Work to complete ->
Transcribe all of the records word for word, but omit the pictures.

:: Entries supplied ::

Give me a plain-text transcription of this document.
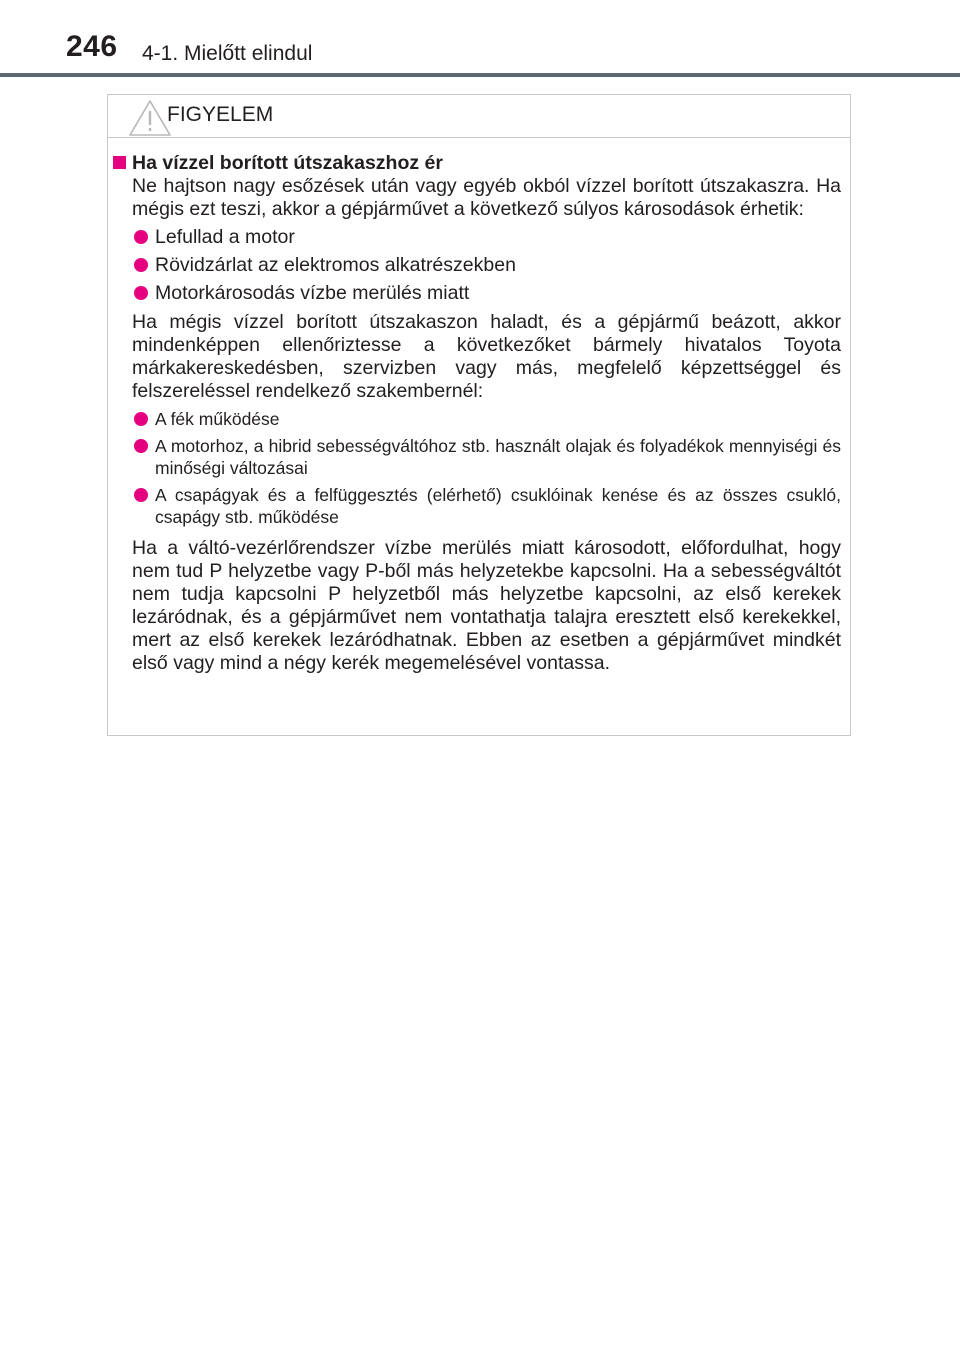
246 4-1. Mielőtt elindul
FIGYELEM
Ha vízzel borított útszakaszhoz ér
Ne hajtson nagy esőzések után vagy egyéb okból vízzel borított útszakaszra. Ha mégis ezt teszi, akkor a gépjárművet a következő súlyos károsodások érhetik:
Lefullad a motor
Rövidzárlat az elektromos alkatrészekben
Motorkárosodás vízbe merülés miatt
Ha mégis vízzel borított útszakaszon haladt, és a gépjármű beázott, akkor mindenképpen ellenőriztesse a következőket bármely hivatalos Toyota márkakereskedésben, szervizben vagy más, megfelelő képzettséggel és felszereléssel rendelkező szakembernél:
A fék működése
A motorhoz, a hibrid sebességváltóhoz stb. használt olajak és folyadékok mennyiségi és minőségi változásai
A csapágyak és a felfüggesztés (elérhető) csuklóinak kenése és az összes csukló, csapágy stb. működése
Ha a váltó-vezérlőrendszer vízbe merülés miatt károsodott, előfordulhat, hogy nem tud P helyzetbe vagy P-ből más helyzetekbe kapcsolni. Ha a sebességváltót nem tudja kapcsolni P helyzetből más helyzetbe kapcsolni, az első kerekek lezáródnak, és a gépjárművet nem vontathatja talajra eresztett első kerekekkel, mert az első kerekek lezáródhatnak. Ebben az esetben a gépjárművet mindkét első vagy mind a négy kerék megemelésével vontassa.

:::

Full answer ->
Give me a plain-text transcription of this document.
246 4-1. Mielőtt elindul
FIGYELEM
Ha vízzel borított útszakaszhoz ér
Ne hajtson nagy esőzések után vagy egyéb okból vízzel borított útszakaszra. Ha mégis ezt teszi, akkor a gépjárművet a következő súlyos károsodások érhetik:
Lefullad a motor
Rövidzárlat az elektromos alkatrészekben
Motorkárosodás vízbe merülés miatt
Ha mégis vízzel borított útszakaszon haladt, és a gépjármű beázott, akkor mindenképpen ellenőriztesse a következőket bármely hivatalos Toyota márkakereskedésben, szervizben vagy más, megfelelő képzettséggel és felszereléssel rendelkező szakembernél:
A fék működése
A motorhoz, a hibrid sebességváltóhoz stb. használt olajak és folyadékok mennyiségi és minőségi változásai
A csapágyak és a felfüggesztés (elérhető) csuklóinak kenése és az összes csukló, csapágy stb. működése
Ha a váltó-vezérlőrendszer vízbe merülés miatt károsodott, előfordulhat, hogy nem tud P helyzetbe vagy P-ből más helyzetekbe kapcsolni. Ha a sebességváltót nem tudja kapcsolni P helyzetből más helyzetbe kapcsolni, az első kerekek lezáródnak, és a gépjárművet nem vontathatja talajra eresztett első kerekekkel, mert az első kerekek lezáródhatnak. Ebben az esetben a gépjárművet mindkét első vagy mind a négy kerék megemelésével vontassa.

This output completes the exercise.